Copy out every line exactly as given.

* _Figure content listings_
☆ ☆ ☆ ☆

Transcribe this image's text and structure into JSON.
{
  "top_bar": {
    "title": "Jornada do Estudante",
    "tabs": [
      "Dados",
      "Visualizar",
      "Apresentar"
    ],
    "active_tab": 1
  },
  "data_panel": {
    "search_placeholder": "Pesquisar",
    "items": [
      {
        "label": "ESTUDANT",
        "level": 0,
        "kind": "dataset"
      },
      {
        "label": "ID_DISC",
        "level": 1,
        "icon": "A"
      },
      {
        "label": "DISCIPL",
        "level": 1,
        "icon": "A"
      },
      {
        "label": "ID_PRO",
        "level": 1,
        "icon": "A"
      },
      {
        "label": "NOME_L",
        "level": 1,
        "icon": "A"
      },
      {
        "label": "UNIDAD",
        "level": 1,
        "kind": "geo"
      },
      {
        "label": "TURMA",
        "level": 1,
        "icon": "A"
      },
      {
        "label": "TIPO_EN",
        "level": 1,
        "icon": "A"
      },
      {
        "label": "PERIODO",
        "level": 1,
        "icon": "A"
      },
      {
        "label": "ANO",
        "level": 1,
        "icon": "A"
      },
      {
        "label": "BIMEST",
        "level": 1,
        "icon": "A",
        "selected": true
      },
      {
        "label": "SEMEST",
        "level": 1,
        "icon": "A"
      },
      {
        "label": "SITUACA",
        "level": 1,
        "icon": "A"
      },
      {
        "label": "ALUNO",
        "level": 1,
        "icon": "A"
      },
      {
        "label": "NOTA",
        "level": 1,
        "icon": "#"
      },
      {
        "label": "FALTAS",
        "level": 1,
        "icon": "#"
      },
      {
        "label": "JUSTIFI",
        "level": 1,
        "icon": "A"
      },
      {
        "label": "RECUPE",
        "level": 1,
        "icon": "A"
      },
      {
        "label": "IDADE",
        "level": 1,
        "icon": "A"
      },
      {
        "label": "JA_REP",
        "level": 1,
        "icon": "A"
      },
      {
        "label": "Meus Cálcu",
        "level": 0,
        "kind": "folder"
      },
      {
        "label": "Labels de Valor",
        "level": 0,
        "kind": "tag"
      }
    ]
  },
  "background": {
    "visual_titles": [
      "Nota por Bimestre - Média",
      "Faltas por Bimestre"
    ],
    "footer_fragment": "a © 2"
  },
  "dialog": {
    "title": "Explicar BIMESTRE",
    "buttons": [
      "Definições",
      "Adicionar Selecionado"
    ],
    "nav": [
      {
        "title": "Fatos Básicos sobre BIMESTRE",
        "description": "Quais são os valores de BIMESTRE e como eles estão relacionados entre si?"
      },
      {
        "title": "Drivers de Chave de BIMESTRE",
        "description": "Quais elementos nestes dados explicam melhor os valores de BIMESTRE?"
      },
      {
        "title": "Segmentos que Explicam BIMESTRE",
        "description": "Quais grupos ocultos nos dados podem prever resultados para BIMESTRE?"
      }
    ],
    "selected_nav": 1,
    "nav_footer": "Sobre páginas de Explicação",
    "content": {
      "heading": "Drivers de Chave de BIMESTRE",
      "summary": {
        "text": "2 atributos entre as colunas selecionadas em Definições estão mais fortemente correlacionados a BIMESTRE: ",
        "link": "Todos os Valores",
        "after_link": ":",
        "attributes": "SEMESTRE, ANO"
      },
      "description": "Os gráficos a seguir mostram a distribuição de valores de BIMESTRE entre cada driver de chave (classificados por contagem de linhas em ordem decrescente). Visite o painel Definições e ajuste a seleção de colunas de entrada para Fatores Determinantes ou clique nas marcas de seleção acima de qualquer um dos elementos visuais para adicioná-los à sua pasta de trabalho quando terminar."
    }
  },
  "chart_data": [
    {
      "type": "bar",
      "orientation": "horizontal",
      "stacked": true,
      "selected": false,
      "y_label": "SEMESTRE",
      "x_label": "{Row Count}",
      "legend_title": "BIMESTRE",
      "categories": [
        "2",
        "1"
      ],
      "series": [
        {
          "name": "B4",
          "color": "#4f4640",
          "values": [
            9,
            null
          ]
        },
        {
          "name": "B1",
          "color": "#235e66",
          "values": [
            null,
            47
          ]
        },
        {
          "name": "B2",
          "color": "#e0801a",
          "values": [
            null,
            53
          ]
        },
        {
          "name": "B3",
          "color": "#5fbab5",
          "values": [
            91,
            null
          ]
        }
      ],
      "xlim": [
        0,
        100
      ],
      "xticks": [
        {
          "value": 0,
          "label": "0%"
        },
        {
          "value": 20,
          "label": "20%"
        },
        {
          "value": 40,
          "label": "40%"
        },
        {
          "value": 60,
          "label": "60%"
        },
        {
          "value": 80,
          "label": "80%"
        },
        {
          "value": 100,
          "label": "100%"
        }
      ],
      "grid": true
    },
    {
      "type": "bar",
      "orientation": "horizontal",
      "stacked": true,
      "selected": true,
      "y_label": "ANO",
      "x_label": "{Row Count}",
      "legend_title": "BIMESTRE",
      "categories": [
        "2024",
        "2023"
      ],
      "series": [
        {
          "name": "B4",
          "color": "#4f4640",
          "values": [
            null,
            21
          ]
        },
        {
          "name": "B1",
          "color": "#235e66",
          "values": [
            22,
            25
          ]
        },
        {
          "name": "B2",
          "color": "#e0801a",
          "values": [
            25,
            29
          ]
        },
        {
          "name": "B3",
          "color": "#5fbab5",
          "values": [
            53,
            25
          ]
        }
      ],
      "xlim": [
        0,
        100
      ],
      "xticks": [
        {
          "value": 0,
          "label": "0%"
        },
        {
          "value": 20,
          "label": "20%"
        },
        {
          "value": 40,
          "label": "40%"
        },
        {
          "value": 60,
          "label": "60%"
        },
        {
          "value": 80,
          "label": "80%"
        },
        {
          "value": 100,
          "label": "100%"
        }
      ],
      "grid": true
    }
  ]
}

☆ ☆ ☆ ☆

* _Result below_
Transcribe this image's text and structure into JSON.
{
  "top_bar": {
    "title": "Jornada do Estudante",
    "tabs": [
      "Dados",
      "Visualizar",
      "Apresentar"
    ],
    "active_tab": 1
  },
  "data_panel": {
    "search_placeholder": "Pesquisar",
    "items": [
      {
        "label": "ESTUDANT",
        "level": 0,
        "kind": "dataset"
      },
      {
        "label": "ID_DISC",
        "level": 1,
        "icon": "A"
      },
      {
        "label": "DISCIPL",
        "level": 1,
        "icon": "A"
      },
      {
        "label": "ID_PRO",
        "level": 1,
        "icon": "A"
      },
      {
        "label": "NOME_L",
        "level": 1,
        "icon": "A"
      },
      {
        "label": "UNIDAD",
        "level": 1,
        "kind": "geo"
      },
      {
        "label": "TURMA",
        "level": 1,
        "icon": "A"
      },
      {
        "label": "TIPO_EN",
        "level": 1,
        "icon": "A"
      },
      {
        "label": "PERIODO",
        "level": 1,
        "icon": "A"
      },
      {
        "label": "ANO",
        "level": 1,
        "icon": "A"
      },
      {
        "label": "BIMEST",
        "level": 1,
        "icon": "A",
        "selected": true
      },
      {
        "label": "SEMEST",
        "level": 1,
        "icon": "A"
      },
      {
        "label": "SITUACA",
        "level": 1,
        "icon": "A"
      },
      {
        "label": "ALUNO",
        "level": 1,
        "icon": "A"
      },
      {
        "label": "NOTA",
        "level": 1,
        "icon": "#"
      },
      {
        "label": "FALTAS",
        "level": 1,
        "icon": "#"
      },
      {
        "label": "JUSTIFI",
        "level": 1,
        "icon": "A"
      },
      {
        "label": "RECUPE",
        "level": 1,
        "icon": "A"
      },
      {
        "label": "IDADE",
        "level": 1,
        "icon": "A"
      },
      {
        "label": "JA_REP",
        "level": 1,
        "icon": "A"
      },
      {
        "label": "Meus Cálcu",
        "level": 0,
        "kind": "folder"
      },
      {
        "label": "Labels de Valor",
        "level": 0,
        "kind": "tag"
      }
    ]
  },
  "background": {
    "visual_titles": [
      "Nota por Bimestre - Média",
      "Faltas por Bimestre"
    ],
    "footer_fragment": "a © 2"
  },
  "dialog": {
    "title": "Explicar BIMESTRE",
    "buttons": [
      "Definições",
      "Adicionar Selecionado"
    ],
    "nav": [
      {
        "title": "Fatos Básicos sobre BIMESTRE",
        "description": "Quais são os valores de BIMESTRE e como eles estão relacionados entre si?"
      },
      {
        "title": "Drivers de Chave de BIMESTRE",
        "description": "Quais elementos nestes dados explicam melhor os valores de BIMESTRE?"
      },
      {
        "title": "Segmentos que Explicam BIMESTRE",
        "description": "Quais grupos ocultos nos dados podem prever resultados para BIMESTRE?"
      }
    ],
    "selected_nav": 1,
    "nav_footer": "Sobre páginas de Explicação",
    "content": {
      "heading": "Drivers de Chave de BIMESTRE",
      "summary": {
        "text": "2 atributos entre as colunas selecionadas em Definições estão mais fortemente correlacionados a BIMESTRE: ",
        "link": "Todos os Valores",
        "after_link": ":",
        "attributes": "SEMESTRE, ANO"
      },
      "description": "Os gráficos a seguir mostram a distribuição de valores de BIMESTRE entre cada driver de chave (classificados por contagem de linhas em ordem decrescente). Visite o painel Definições e ajuste a seleção de colunas de entrada para Fatores Determinantes ou clique nas marcas de seleção acima de qualquer um dos elementos visuais para adicioná-los à sua pasta de trabalho quando terminar."
    }
  },
  "chart_data": [
    {
      "type": "bar",
      "orientation": "horizontal",
      "stacked": true,
      "selected": false,
      "y_label": "SEMESTRE",
      "x_label": "{Row Count}",
      "legend_title": "BIMESTRE",
      "categories": [
        "2",
        "1"
      ],
      "series": [
        {
          "name": "B4",
          "color": "#4f4640",
          "values": [
            9,
            null
          ]
        },
        {
          "name": "B1",
          "color": "#235e66",
          "values": [
            null,
            47
          ]
        },
        {
          "name": "B2",
          "color": "#e0801a",
          "values": [
            null,
            53
          ]
        },
        {
          "name": "B3",
          "color": "#5fbab5",
          "values": [
            91,
            null
          ]
        }
      ],
      "xlim": [
        0,
        100
      ],
      "xticks": [
        {
          "value": 0,
          "label": "0%"
        },
        {
          "value": 20,
          "label": "20%"
        },
        {
          "value": 40,
          "label": "40%"
        },
        {
          "value": 60,
          "label": "60%"
        },
        {
          "value": 80,
          "label": "80%"
        },
        {
          "value": 100,
          "label": "100%"
        }
      ],
      "grid": true
    },
    {
      "type": "bar",
      "orientation": "horizontal",
      "stacked": true,
      "selected": true,
      "y_label": "ANO",
      "x_label": "{Row Count}",
      "legend_title": "BIMESTRE",
      "categories": [
        "2024",
        "2023"
      ],
      "series": [
        {
          "name": "B4",
          "color": "#4f4640",
          "values": [
            null,
            21
          ]
        },
        {
          "name": "B1",
          "color": "#235e66",
          "values": [
            22,
            25
          ]
        },
        {
          "name": "B2",
          "color": "#e0801a",
          "values": [
            25,
            29
          ]
        },
        {
          "name": "B3",
          "color": "#5fbab5",
          "values": [
            53,
            25
          ]
        }
      ],
      "xlim": [
        0,
        100
      ],
      "xticks": [
        {
          "value": 0,
          "label": "0%"
        },
        {
          "value": 20,
          "label": "20%"
        },
        {
          "value": 40,
          "label": "40%"
        },
        {
          "value": 60,
          "label": "60%"
        },
        {
          "value": 80,
          "label": "80%"
        },
        {
          "value": 100,
          "label": "100%"
        }
      ],
      "grid": true
    }
  ]
}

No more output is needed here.